— Start PROVIDED DATA —

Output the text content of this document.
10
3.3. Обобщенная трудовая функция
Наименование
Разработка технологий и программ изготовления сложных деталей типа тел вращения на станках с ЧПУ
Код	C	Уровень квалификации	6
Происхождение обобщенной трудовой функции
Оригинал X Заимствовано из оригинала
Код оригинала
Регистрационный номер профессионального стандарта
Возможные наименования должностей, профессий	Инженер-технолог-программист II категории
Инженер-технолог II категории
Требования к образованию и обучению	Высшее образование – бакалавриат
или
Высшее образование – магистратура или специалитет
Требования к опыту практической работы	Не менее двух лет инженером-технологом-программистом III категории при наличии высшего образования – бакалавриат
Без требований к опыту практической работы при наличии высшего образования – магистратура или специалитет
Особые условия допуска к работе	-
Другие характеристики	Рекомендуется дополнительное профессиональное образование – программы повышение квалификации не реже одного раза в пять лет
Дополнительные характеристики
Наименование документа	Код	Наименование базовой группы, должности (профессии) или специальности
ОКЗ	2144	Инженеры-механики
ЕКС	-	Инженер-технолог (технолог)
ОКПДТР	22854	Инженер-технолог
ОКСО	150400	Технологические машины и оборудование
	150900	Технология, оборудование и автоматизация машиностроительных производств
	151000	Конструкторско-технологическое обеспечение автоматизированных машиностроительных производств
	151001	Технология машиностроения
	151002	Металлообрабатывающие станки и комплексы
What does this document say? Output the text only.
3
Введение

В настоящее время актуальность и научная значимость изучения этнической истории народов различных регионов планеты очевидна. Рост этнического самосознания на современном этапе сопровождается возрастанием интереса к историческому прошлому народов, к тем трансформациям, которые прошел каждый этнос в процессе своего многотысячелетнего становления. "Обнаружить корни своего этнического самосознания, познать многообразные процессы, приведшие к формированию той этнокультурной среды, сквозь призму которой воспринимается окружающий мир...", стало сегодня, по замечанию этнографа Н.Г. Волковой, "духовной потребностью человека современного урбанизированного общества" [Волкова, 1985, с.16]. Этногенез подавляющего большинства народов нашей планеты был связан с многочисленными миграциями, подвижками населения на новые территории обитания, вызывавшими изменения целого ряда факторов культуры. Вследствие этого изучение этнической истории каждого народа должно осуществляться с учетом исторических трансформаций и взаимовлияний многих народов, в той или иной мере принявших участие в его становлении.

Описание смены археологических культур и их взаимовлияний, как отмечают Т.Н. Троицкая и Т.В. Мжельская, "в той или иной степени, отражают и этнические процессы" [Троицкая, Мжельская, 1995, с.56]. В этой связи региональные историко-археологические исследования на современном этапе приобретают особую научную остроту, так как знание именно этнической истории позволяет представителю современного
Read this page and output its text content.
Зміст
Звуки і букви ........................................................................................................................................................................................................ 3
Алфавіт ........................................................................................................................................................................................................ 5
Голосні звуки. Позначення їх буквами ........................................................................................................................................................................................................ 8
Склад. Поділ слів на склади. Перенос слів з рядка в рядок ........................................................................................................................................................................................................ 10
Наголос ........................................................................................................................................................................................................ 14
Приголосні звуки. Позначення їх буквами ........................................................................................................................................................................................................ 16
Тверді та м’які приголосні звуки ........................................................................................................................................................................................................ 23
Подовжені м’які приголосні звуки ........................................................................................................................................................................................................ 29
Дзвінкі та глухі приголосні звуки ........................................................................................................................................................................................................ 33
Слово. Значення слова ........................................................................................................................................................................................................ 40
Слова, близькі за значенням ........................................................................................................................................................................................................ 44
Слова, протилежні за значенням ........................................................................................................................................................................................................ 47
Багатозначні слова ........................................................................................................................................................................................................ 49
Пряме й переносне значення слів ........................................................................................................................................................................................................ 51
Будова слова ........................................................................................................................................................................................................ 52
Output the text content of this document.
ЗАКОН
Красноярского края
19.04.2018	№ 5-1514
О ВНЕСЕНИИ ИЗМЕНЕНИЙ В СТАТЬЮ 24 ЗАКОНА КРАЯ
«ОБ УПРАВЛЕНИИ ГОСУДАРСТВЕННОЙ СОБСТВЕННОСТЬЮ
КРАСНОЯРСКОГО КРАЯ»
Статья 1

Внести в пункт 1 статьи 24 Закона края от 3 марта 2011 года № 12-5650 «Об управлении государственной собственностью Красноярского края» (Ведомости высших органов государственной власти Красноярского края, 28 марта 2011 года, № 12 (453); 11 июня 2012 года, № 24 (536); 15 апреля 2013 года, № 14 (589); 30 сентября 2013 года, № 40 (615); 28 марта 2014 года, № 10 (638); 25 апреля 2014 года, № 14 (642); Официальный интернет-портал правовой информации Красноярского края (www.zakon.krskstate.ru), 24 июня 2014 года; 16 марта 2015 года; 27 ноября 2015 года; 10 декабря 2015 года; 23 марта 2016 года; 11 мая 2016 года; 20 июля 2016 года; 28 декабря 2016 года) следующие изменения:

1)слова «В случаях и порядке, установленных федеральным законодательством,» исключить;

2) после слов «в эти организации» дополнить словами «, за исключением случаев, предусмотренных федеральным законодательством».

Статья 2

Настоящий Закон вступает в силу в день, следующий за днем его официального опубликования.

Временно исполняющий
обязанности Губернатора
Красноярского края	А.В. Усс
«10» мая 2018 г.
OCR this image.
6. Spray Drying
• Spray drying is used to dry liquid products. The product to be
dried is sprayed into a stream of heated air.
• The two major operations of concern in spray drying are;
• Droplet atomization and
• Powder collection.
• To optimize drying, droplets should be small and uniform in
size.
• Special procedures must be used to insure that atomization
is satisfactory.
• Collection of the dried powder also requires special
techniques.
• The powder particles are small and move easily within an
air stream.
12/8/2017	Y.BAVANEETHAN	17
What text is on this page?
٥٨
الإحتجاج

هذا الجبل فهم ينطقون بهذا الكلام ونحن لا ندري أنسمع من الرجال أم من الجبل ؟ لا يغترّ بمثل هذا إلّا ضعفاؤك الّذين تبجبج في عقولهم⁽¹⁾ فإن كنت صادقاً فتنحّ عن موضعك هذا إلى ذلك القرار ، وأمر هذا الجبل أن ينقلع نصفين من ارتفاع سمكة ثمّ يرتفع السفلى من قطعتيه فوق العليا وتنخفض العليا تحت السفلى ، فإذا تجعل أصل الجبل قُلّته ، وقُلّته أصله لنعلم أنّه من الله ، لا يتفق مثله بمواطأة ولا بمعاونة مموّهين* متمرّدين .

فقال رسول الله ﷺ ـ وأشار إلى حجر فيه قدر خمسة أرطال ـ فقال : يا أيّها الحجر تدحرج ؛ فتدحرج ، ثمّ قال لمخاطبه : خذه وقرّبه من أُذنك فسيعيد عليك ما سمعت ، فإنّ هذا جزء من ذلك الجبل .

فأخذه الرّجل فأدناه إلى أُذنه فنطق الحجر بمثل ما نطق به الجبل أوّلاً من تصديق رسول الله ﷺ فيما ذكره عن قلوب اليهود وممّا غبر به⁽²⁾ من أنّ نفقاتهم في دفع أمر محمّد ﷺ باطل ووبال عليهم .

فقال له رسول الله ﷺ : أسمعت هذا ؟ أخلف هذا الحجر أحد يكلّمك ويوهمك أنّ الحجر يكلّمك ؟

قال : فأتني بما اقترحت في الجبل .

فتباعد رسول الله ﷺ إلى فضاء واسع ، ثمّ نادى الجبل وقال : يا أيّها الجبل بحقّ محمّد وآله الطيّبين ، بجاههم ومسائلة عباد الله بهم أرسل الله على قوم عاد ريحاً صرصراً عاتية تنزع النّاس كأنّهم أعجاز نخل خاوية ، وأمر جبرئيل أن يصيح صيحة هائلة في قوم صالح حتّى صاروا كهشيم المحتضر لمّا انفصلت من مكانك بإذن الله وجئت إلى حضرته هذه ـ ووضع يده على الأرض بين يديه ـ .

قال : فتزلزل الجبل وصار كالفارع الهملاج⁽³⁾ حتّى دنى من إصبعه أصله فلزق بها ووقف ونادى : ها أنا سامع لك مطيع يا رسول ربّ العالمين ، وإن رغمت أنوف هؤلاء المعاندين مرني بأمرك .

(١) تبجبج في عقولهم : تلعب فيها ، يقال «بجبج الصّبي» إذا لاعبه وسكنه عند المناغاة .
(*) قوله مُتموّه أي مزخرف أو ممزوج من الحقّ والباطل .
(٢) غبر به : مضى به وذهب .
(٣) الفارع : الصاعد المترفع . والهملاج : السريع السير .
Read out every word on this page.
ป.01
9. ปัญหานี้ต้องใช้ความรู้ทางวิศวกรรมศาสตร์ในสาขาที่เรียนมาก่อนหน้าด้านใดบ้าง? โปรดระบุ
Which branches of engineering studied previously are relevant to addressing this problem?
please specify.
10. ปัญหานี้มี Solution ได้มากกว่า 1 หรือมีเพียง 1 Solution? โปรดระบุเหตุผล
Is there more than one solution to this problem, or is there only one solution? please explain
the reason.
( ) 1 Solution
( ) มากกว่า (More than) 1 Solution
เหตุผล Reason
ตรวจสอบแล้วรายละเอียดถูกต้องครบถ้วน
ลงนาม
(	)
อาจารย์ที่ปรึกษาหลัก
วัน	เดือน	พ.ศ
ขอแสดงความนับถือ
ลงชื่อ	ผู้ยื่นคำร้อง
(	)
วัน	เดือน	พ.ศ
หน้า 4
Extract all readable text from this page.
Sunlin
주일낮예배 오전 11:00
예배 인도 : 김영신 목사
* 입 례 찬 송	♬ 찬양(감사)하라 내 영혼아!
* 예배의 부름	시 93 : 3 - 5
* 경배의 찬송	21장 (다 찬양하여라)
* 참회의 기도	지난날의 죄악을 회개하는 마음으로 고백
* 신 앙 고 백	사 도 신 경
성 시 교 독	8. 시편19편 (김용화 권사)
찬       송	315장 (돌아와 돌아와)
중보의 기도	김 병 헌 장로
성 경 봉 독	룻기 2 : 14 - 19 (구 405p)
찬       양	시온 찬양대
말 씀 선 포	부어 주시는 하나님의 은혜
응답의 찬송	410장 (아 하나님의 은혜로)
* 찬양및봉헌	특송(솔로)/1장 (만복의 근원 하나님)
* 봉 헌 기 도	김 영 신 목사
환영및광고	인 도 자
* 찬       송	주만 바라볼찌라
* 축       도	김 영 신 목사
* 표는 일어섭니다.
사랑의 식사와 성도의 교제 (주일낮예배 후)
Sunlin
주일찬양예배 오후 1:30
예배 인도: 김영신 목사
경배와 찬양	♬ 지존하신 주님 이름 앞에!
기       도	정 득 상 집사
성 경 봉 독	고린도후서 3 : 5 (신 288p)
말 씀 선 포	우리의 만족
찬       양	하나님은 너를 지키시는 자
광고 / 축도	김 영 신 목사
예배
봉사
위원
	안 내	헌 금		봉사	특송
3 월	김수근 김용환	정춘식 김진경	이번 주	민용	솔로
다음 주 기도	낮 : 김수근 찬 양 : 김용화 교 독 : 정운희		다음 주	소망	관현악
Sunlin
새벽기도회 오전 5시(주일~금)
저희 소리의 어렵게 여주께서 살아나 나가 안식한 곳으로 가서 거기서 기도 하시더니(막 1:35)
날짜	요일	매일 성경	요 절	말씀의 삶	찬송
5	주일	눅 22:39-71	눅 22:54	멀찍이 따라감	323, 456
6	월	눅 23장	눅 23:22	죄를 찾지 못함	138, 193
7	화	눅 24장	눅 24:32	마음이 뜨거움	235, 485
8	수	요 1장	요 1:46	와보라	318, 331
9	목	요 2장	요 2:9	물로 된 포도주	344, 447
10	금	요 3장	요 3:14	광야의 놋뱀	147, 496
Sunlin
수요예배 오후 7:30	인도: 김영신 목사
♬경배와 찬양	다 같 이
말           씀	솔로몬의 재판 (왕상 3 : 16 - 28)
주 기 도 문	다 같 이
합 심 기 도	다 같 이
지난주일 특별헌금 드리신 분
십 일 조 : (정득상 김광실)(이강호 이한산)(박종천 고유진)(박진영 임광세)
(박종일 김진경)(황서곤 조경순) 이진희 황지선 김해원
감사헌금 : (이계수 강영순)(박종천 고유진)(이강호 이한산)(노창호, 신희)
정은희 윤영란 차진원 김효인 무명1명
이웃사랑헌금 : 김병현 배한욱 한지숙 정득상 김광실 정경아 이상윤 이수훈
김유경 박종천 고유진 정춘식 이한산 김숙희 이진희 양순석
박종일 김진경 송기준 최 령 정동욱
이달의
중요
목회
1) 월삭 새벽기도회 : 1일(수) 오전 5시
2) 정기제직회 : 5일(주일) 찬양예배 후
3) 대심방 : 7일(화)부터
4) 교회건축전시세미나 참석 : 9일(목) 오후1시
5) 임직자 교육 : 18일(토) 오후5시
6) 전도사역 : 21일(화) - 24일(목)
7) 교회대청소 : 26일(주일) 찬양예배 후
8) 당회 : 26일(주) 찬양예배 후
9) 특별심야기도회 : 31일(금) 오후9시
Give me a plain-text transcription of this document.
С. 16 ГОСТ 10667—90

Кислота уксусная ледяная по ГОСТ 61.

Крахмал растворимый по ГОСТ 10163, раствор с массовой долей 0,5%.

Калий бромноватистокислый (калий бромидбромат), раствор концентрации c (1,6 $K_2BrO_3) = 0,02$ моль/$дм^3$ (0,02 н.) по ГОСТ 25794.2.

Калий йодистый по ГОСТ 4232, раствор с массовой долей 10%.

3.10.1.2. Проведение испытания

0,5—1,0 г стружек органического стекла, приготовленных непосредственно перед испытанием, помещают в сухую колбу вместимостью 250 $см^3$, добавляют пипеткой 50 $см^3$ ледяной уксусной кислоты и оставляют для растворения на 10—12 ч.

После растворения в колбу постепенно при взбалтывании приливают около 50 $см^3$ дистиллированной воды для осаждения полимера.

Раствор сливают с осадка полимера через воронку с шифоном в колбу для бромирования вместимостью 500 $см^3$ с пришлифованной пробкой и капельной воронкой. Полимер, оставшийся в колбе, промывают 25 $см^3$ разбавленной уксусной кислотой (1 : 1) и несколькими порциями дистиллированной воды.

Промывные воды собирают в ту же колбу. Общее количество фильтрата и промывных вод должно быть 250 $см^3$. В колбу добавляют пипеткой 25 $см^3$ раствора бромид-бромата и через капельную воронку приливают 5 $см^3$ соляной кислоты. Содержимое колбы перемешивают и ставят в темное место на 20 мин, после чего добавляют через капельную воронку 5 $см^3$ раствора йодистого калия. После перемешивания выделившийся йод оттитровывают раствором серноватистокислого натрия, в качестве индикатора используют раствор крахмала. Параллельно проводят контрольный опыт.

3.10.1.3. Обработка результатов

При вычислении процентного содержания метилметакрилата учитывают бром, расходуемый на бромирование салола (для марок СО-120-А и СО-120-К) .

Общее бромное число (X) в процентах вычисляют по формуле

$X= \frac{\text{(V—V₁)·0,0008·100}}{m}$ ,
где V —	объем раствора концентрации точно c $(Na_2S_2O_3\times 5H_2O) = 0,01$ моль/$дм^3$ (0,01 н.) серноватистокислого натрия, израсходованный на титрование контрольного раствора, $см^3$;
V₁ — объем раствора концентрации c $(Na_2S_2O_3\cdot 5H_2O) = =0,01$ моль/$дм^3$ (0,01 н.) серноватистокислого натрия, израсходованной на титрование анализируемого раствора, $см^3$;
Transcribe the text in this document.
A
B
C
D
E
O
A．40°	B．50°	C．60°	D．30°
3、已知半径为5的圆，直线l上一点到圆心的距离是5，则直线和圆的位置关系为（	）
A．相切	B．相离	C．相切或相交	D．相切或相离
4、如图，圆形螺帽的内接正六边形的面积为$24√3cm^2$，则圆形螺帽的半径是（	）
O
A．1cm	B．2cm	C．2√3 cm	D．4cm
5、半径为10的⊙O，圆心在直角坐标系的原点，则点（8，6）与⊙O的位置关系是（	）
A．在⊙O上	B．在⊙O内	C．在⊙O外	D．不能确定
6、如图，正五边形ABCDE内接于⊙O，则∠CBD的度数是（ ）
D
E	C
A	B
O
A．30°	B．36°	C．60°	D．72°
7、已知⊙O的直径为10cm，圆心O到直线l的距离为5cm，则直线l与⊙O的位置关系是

— End PROVIDED DATA —

** SHORT PROBLEM **
Using the records above, list each line that includes "массовой".

** WORKED SOLUTION **
Крахмал растворимый по ГОСТ 10163, раствор с массовой долей 0,5%.
Калий йодистый по ГОСТ 4232, раствор с массовой долей 10%.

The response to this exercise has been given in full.